++++ Given data ++++

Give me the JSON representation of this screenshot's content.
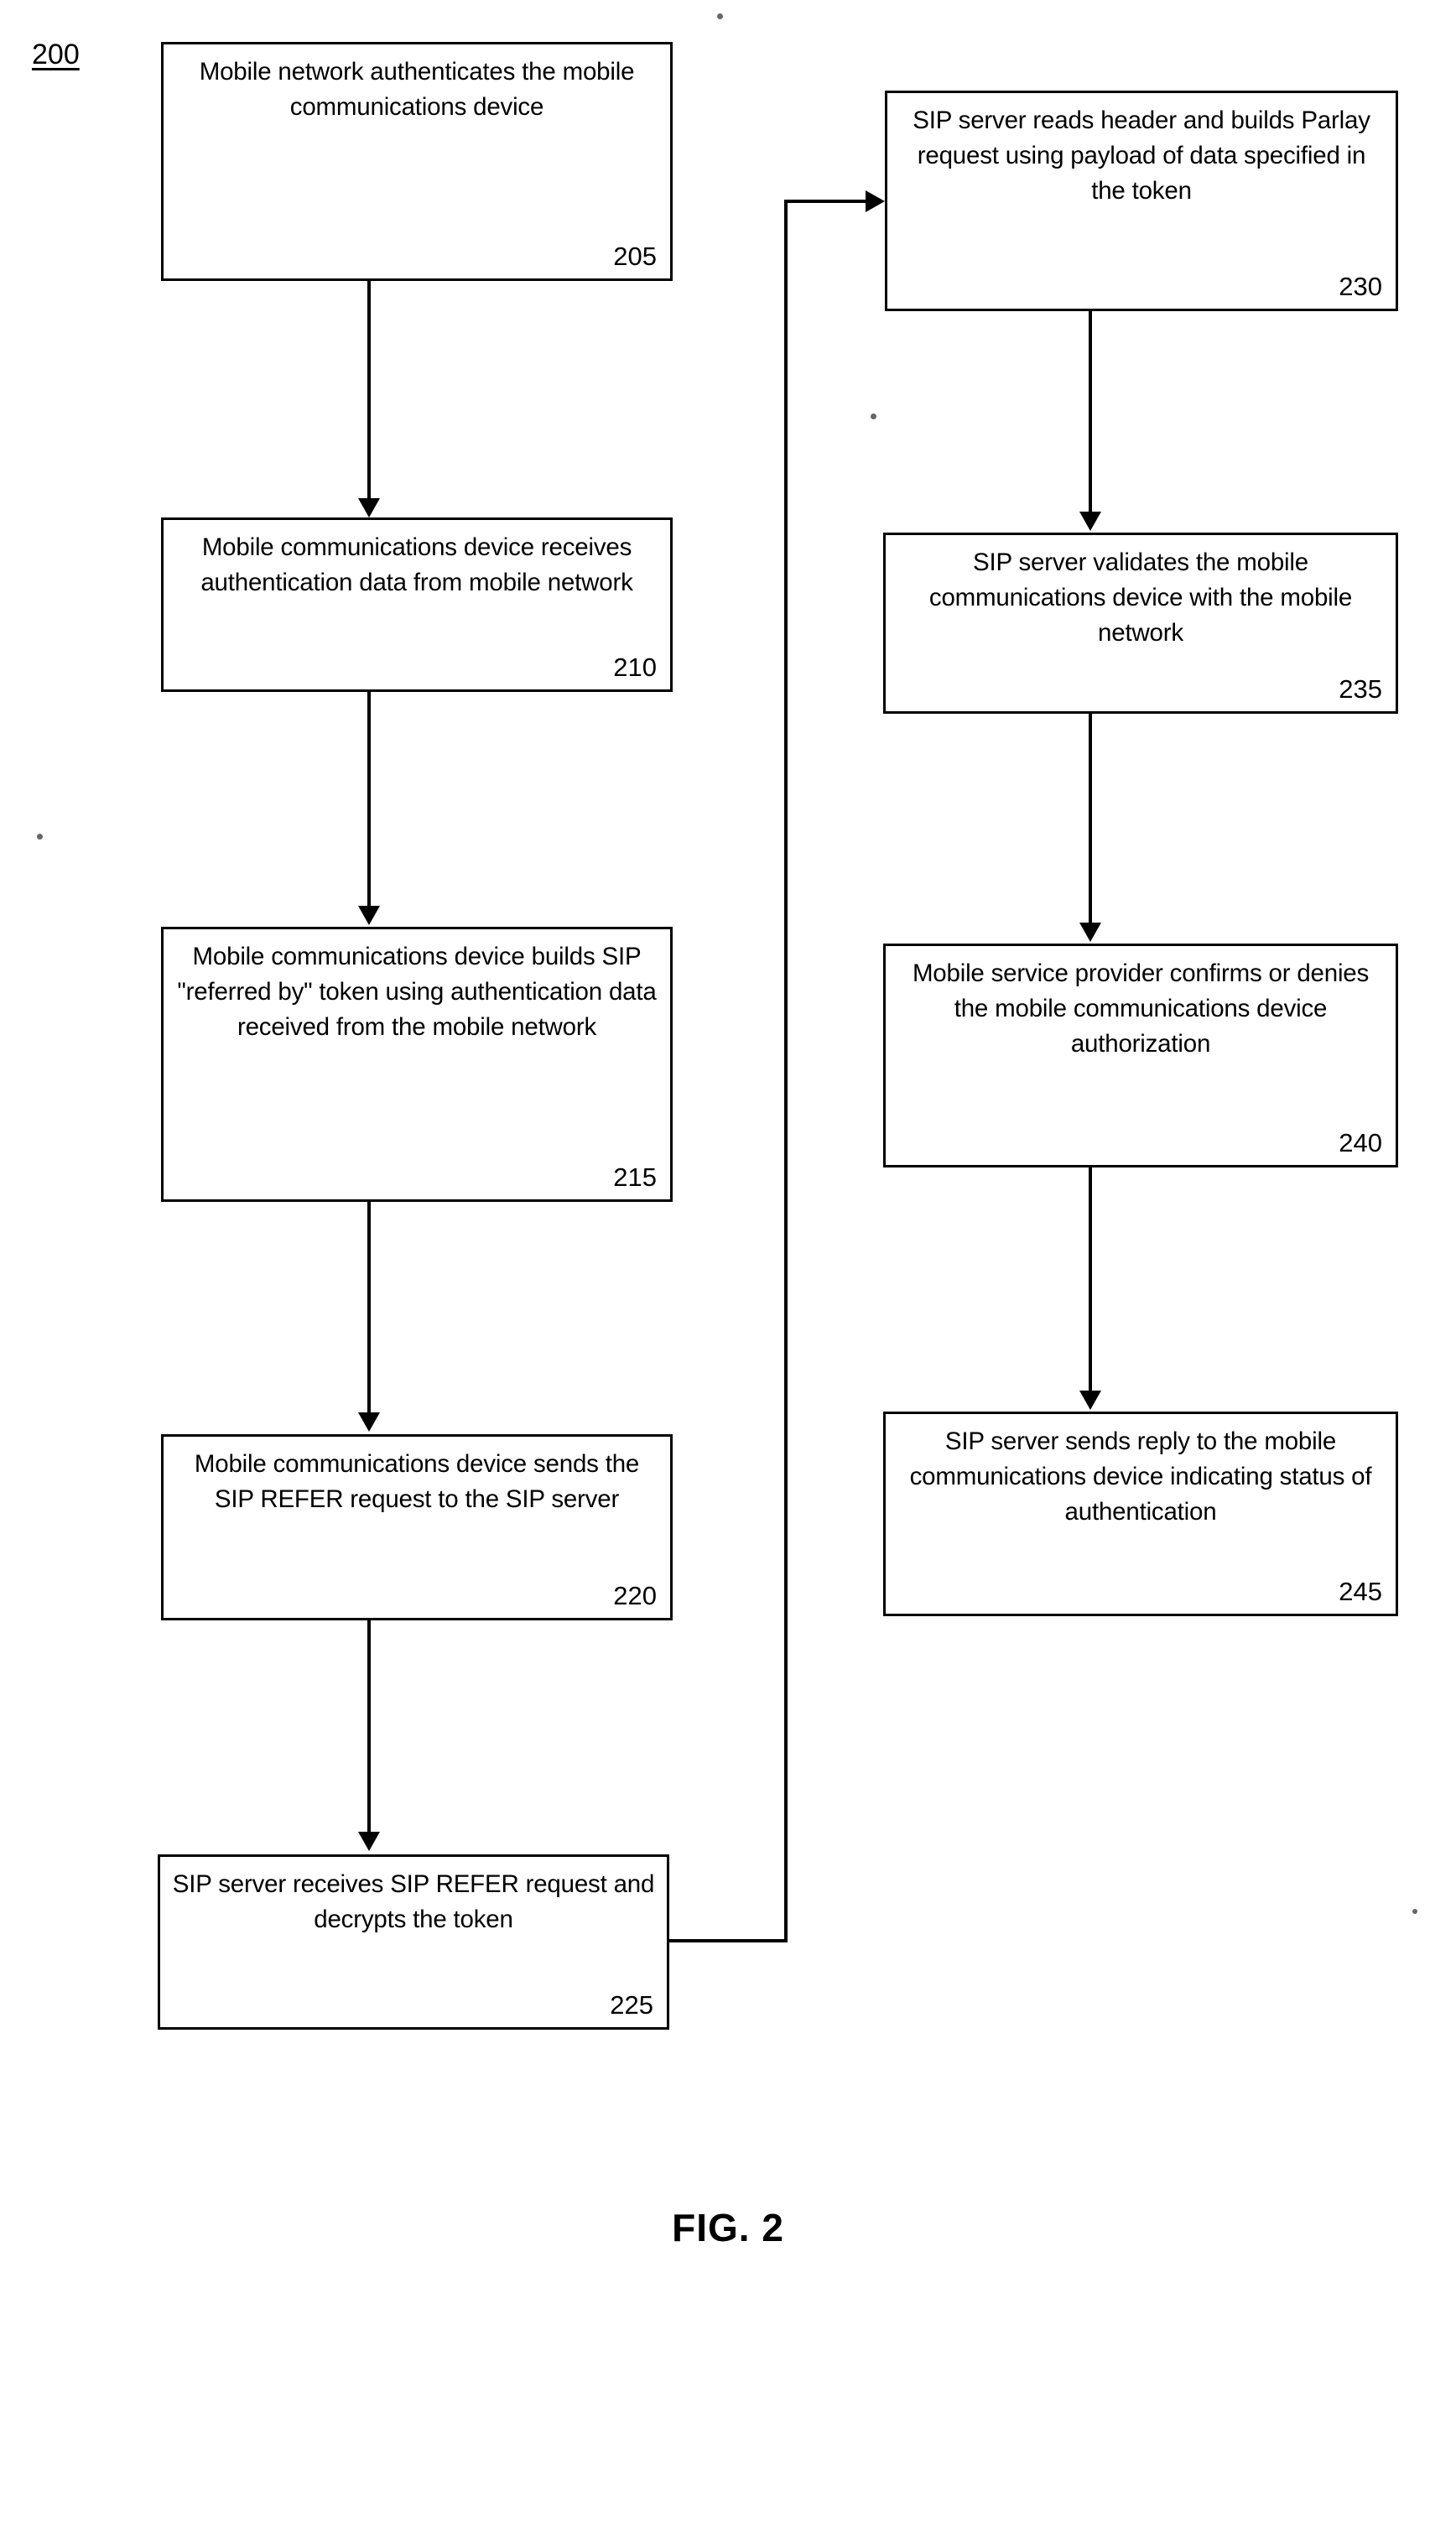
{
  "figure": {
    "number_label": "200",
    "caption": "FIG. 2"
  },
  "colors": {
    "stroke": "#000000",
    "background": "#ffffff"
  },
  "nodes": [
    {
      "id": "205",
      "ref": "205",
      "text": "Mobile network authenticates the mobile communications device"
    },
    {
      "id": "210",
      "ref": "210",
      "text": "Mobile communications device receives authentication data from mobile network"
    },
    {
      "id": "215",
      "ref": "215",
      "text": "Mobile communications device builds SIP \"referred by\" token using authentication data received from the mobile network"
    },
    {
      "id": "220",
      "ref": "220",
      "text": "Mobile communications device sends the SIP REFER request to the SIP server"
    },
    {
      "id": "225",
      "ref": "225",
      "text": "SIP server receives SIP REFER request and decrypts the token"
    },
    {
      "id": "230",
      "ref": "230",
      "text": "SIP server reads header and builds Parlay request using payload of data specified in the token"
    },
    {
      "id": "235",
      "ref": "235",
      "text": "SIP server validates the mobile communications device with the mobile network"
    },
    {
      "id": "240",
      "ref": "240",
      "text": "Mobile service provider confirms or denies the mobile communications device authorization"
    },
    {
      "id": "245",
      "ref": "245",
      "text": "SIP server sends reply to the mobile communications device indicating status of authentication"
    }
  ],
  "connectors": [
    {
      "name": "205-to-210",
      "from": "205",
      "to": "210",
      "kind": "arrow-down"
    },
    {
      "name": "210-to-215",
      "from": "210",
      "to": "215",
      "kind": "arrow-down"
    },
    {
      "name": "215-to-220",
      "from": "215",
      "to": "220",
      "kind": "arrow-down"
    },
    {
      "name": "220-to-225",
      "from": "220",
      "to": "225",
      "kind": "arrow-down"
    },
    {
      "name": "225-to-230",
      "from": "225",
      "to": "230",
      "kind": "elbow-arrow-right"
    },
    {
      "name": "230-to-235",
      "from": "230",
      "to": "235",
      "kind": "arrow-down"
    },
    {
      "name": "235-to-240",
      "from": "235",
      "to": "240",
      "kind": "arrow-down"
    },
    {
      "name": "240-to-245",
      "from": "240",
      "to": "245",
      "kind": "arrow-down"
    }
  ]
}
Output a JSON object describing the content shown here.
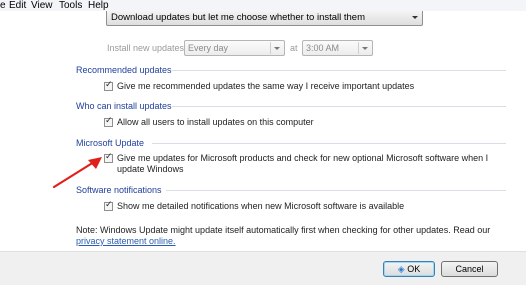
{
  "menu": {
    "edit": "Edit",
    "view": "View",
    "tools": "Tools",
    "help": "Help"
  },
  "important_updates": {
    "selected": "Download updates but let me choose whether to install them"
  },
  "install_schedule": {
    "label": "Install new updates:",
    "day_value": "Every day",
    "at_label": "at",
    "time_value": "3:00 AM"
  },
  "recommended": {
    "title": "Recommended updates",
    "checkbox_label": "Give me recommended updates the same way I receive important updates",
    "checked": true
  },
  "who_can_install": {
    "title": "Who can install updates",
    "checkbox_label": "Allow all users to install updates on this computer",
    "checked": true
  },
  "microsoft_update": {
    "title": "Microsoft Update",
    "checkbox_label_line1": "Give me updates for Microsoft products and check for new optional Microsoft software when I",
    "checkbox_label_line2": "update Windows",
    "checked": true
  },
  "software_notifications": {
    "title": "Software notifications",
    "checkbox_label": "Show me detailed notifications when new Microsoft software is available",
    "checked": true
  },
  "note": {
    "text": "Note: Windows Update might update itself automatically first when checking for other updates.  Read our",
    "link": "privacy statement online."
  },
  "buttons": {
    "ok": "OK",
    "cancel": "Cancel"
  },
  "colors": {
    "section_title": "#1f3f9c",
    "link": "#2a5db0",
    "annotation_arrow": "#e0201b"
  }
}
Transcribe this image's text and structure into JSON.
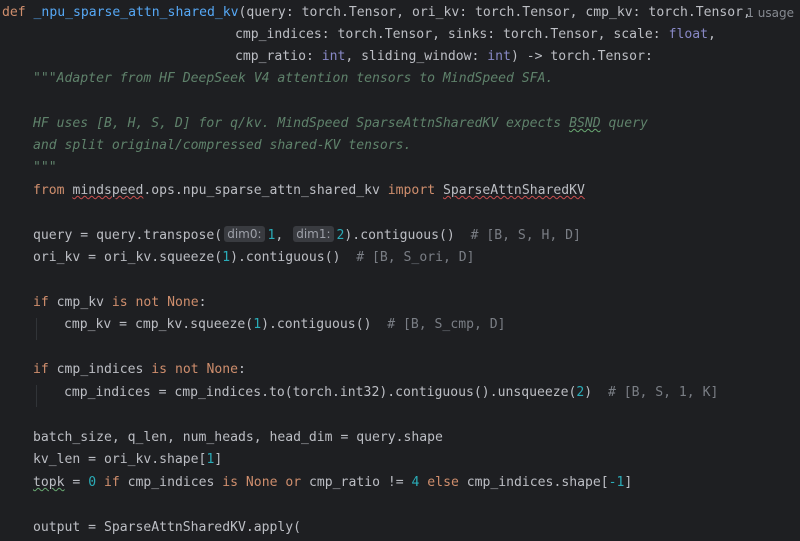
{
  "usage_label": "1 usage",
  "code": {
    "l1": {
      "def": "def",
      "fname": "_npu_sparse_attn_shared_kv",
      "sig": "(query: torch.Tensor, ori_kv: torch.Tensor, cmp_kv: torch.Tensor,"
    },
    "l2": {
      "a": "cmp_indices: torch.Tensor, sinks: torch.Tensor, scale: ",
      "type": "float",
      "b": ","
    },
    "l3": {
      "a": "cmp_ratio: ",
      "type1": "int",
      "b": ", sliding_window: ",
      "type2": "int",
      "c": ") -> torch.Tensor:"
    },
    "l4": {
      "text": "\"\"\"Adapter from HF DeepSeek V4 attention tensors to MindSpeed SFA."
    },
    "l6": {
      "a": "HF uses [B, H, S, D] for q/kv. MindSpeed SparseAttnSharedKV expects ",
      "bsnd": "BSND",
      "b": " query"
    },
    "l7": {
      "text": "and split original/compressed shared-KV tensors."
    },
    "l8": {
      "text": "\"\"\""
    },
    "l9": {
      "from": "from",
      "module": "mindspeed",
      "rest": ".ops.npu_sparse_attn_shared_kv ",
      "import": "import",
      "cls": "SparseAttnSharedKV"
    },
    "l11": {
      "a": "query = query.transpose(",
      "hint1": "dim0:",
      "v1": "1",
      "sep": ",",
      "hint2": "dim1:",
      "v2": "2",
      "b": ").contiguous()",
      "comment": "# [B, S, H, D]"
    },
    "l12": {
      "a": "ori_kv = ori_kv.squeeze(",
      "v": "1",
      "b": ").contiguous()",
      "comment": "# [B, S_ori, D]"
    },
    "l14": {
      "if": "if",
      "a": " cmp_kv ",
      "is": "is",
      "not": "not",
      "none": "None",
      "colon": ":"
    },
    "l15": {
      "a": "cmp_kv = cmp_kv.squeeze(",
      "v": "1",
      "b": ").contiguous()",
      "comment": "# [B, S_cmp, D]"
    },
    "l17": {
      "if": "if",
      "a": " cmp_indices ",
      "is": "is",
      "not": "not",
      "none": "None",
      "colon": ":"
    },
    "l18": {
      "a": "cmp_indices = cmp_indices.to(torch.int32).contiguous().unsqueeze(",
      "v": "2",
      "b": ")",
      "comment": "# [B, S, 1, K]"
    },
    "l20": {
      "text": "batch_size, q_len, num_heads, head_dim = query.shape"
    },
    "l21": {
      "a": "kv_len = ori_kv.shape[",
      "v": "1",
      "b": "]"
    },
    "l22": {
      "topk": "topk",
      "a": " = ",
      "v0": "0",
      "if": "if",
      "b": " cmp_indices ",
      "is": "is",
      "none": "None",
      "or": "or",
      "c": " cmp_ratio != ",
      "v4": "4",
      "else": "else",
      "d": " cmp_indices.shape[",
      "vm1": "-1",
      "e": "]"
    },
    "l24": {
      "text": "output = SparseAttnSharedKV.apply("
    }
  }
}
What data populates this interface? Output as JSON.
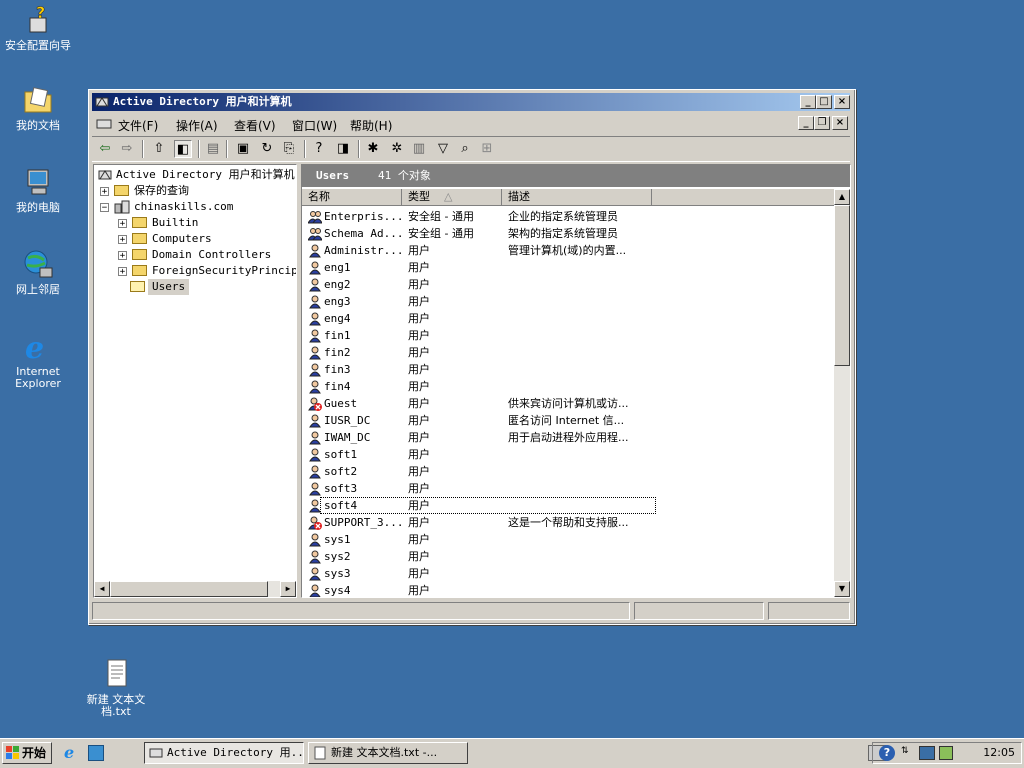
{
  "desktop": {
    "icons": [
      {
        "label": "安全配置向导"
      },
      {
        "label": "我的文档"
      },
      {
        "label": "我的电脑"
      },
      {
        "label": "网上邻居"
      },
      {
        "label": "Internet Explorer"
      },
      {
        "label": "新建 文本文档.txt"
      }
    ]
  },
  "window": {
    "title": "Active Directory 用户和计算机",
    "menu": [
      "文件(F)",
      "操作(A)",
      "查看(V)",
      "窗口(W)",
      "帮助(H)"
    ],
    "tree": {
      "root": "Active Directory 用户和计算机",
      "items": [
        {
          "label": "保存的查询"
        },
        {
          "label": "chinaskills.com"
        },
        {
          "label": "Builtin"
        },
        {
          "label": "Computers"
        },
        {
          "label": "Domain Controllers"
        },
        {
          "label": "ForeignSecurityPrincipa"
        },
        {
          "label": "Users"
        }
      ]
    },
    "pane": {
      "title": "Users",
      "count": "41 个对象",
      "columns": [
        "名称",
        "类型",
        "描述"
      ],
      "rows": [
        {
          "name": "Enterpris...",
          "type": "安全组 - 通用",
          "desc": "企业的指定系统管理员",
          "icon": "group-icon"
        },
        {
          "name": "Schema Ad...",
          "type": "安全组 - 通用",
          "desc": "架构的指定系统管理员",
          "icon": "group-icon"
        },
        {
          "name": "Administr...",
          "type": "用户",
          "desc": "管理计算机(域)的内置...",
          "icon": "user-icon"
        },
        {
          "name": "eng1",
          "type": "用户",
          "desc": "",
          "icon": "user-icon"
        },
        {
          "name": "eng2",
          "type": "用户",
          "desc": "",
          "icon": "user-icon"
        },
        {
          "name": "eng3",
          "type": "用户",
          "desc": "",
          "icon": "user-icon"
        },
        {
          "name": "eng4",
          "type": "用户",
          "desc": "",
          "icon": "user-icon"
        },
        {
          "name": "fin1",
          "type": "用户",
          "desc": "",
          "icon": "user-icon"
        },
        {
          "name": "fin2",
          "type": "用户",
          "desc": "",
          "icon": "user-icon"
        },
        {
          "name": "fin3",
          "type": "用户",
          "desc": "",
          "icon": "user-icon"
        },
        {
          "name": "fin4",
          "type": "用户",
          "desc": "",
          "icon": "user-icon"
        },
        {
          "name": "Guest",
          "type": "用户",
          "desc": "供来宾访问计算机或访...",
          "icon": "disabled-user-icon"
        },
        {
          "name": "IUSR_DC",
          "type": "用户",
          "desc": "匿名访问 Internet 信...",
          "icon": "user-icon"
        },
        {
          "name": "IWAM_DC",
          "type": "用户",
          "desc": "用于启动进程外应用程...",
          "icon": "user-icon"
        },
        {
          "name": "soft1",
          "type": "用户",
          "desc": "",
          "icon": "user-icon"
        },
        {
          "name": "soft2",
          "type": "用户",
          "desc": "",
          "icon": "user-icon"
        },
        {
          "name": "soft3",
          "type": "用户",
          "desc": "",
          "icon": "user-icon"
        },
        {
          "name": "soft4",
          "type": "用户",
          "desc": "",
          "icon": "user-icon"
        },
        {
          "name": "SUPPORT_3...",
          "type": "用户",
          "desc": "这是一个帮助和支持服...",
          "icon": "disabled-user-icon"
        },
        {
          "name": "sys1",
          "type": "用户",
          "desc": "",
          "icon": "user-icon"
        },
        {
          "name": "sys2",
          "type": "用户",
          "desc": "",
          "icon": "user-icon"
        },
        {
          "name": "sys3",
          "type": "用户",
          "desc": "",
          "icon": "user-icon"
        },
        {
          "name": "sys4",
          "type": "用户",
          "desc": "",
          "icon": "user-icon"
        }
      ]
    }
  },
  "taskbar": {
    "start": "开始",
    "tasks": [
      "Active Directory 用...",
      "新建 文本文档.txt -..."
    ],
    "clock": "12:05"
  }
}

++++

# Your goal
Reply with the number of lines in the data that include the string "用户和计算机" and nothing else.

# Solution for this problem
2